- [Do this] Transcribe every entry word for word. Skip the pictures.

Stored data entries:
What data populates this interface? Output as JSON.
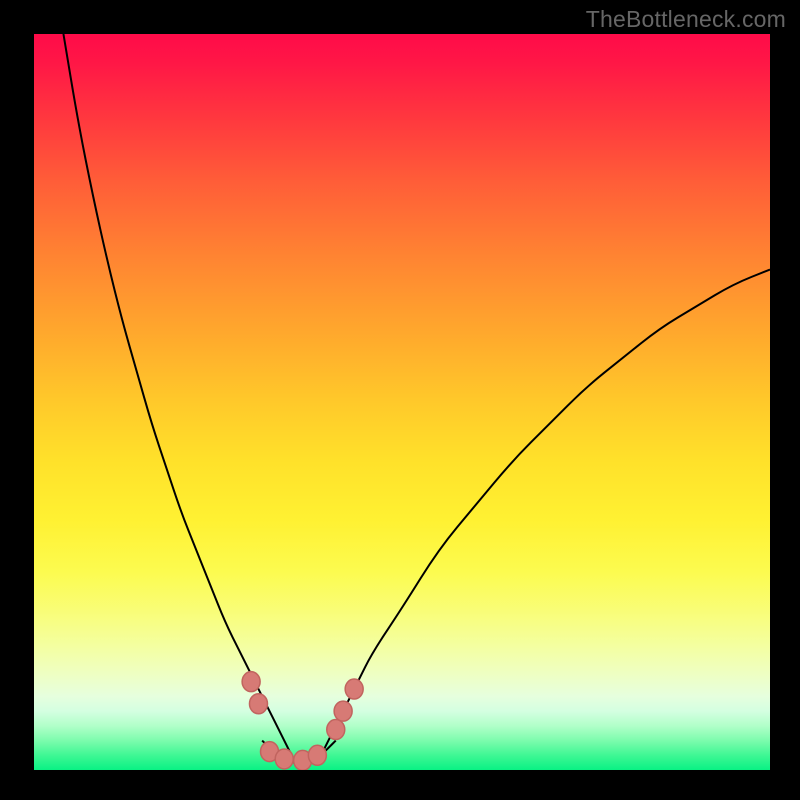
{
  "watermark": "TheBottleneck.com",
  "colors": {
    "page_bg": "#000000",
    "gradient_top": "#ff0b49",
    "gradient_bottom": "#09f184",
    "curve_stroke": "#000000",
    "marker_fill": "#d77a75",
    "marker_stroke": "#c1645f",
    "watermark_text": "#666666"
  },
  "chart_data": {
    "type": "line",
    "title": "",
    "xlabel": "",
    "ylabel": "",
    "xlim": [
      0,
      100
    ],
    "ylim": [
      0,
      100
    ],
    "grid": false,
    "legend": false,
    "series": [
      {
        "name": "left-curve",
        "x": [
          4,
          6,
          8,
          10,
          12,
          14,
          16,
          18,
          20,
          22,
          24,
          26,
          28,
          30,
          31,
          32,
          33,
          34,
          35
        ],
        "y": [
          100,
          88,
          78,
          69,
          61,
          54,
          47,
          41,
          35,
          30,
          25,
          20,
          16,
          12,
          10,
          8,
          6,
          4,
          2
        ]
      },
      {
        "name": "right-curve",
        "x": [
          39,
          40,
          42,
          44,
          46,
          50,
          55,
          60,
          65,
          70,
          75,
          80,
          85,
          90,
          95,
          100
        ],
        "y": [
          2,
          4,
          8,
          12,
          16,
          22,
          30,
          36,
          42,
          47,
          52,
          56,
          60,
          63,
          66,
          68
        ]
      },
      {
        "name": "valley-floor",
        "x": [
          31,
          32,
          33,
          34,
          35,
          36,
          37,
          38,
          39,
          40,
          41
        ],
        "y": [
          4,
          3,
          2,
          1.5,
          1,
          1,
          1,
          1.5,
          2,
          3,
          4
        ]
      }
    ],
    "markers": [
      {
        "name": "left-upper",
        "x": 29.5,
        "y": 12
      },
      {
        "name": "left-lower",
        "x": 30.5,
        "y": 9
      },
      {
        "name": "floor-1",
        "x": 32.0,
        "y": 2.5
      },
      {
        "name": "floor-2",
        "x": 34.0,
        "y": 1.5
      },
      {
        "name": "floor-3",
        "x": 36.5,
        "y": 1.3
      },
      {
        "name": "floor-4",
        "x": 38.5,
        "y": 2.0
      },
      {
        "name": "right-lower",
        "x": 41.0,
        "y": 5.5
      },
      {
        "name": "right-mid",
        "x": 42.0,
        "y": 8
      },
      {
        "name": "right-upper",
        "x": 43.5,
        "y": 11
      }
    ]
  }
}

- [Response]
What data populates this interface? Output as JSON.
{
  "watermark": "TheBottleneck.com",
  "colors": {
    "page_bg": "#000000",
    "gradient_top": "#ff0b49",
    "gradient_bottom": "#09f184",
    "curve_stroke": "#000000",
    "marker_fill": "#d77a75",
    "marker_stroke": "#c1645f",
    "watermark_text": "#666666"
  },
  "chart_data": {
    "type": "line",
    "title": "",
    "xlabel": "",
    "ylabel": "",
    "xlim": [
      0,
      100
    ],
    "ylim": [
      0,
      100
    ],
    "grid": false,
    "legend": false,
    "series": [
      {
        "name": "left-curve",
        "x": [
          4,
          6,
          8,
          10,
          12,
          14,
          16,
          18,
          20,
          22,
          24,
          26,
          28,
          30,
          31,
          32,
          33,
          34,
          35
        ],
        "y": [
          100,
          88,
          78,
          69,
          61,
          54,
          47,
          41,
          35,
          30,
          25,
          20,
          16,
          12,
          10,
          8,
          6,
          4,
          2
        ]
      },
      {
        "name": "right-curve",
        "x": [
          39,
          40,
          42,
          44,
          46,
          50,
          55,
          60,
          65,
          70,
          75,
          80,
          85,
          90,
          95,
          100
        ],
        "y": [
          2,
          4,
          8,
          12,
          16,
          22,
          30,
          36,
          42,
          47,
          52,
          56,
          60,
          63,
          66,
          68
        ]
      },
      {
        "name": "valley-floor",
        "x": [
          31,
          32,
          33,
          34,
          35,
          36,
          37,
          38,
          39,
          40,
          41
        ],
        "y": [
          4,
          3,
          2,
          1.5,
          1,
          1,
          1,
          1.5,
          2,
          3,
          4
        ]
      }
    ],
    "markers": [
      {
        "name": "left-upper",
        "x": 29.5,
        "y": 12
      },
      {
        "name": "left-lower",
        "x": 30.5,
        "y": 9
      },
      {
        "name": "floor-1",
        "x": 32.0,
        "y": 2.5
      },
      {
        "name": "floor-2",
        "x": 34.0,
        "y": 1.5
      },
      {
        "name": "floor-3",
        "x": 36.5,
        "y": 1.3
      },
      {
        "name": "floor-4",
        "x": 38.5,
        "y": 2.0
      },
      {
        "name": "right-lower",
        "x": 41.0,
        "y": 5.5
      },
      {
        "name": "right-mid",
        "x": 42.0,
        "y": 8
      },
      {
        "name": "right-upper",
        "x": 43.5,
        "y": 11
      }
    ]
  }
}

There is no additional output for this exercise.